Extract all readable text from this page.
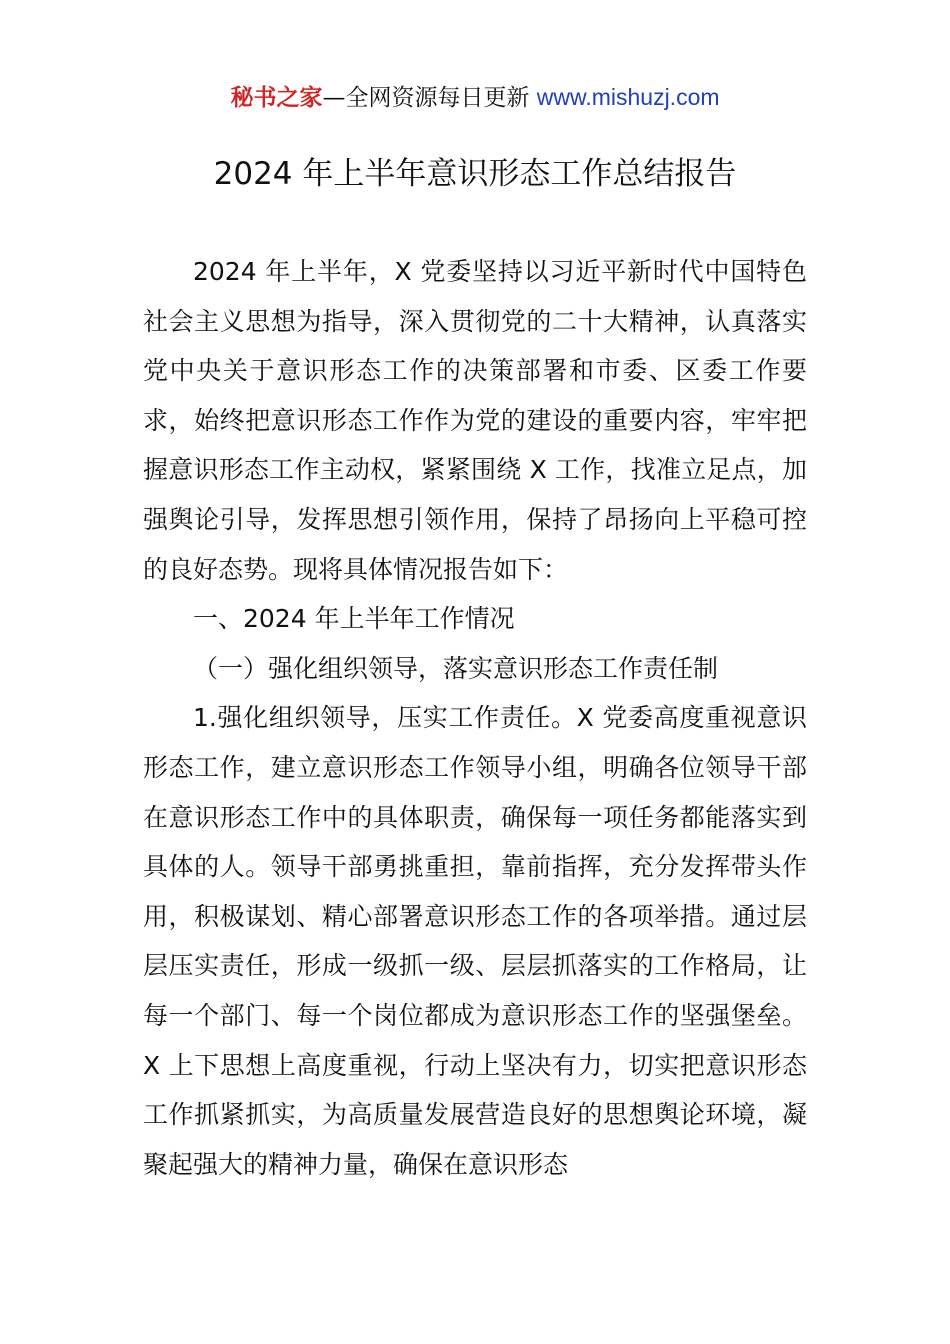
秘书之家—全网资源每日更新 www.mishuzj.com
2024 年上半年意识形态工作总结报告

2024 年上半年，X 党委坚持以习近平新时代中国特色社会主义思想为指导，深入贯彻党的二十大精神，认真落实党中央关于意识形态工作的决策部署和市委、区委工作要求，始终把意识形态工作作为党的建设的重要内容，牢牢把握意识形态工作主动权，紧紧围绕 X 工作，找准立足点，加强舆论引导，发挥思想引领作用，保持了昂扬向上平稳可控的良好态势。现将具体情况报告如下：

一、2024 年上半年工作情况

（一）强化组织领导，落实意识形态工作责任制

1.强化组织领导，压实工作责任。X 党委高度重视意识形态工作，建立意识形态工作领导小组，明确各位领导干部在意识形态工作中的具体职责，确保每一项任务都能落实到具体的人。领导干部勇挑重担，靠前指挥，充分发挥带头作用，积极谋划、精心部署意识形态工作的各项举措。通过层层压实责任，形成一级抓一级、层层抓落实的工作格局，让每一个部门、每一个岗位都成为意识形态工作的坚强堡垒。X 上下思想上高度重视，行动上坚决有力，切实把意识形态工作抓紧抓实，为高质量发展营造良好的思想舆论环境，凝聚起强大的精神力量，确保在意识形态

Written problem: How many of the lines above hold the word "强化组织领导"? Give only that number.

Output for this task: 2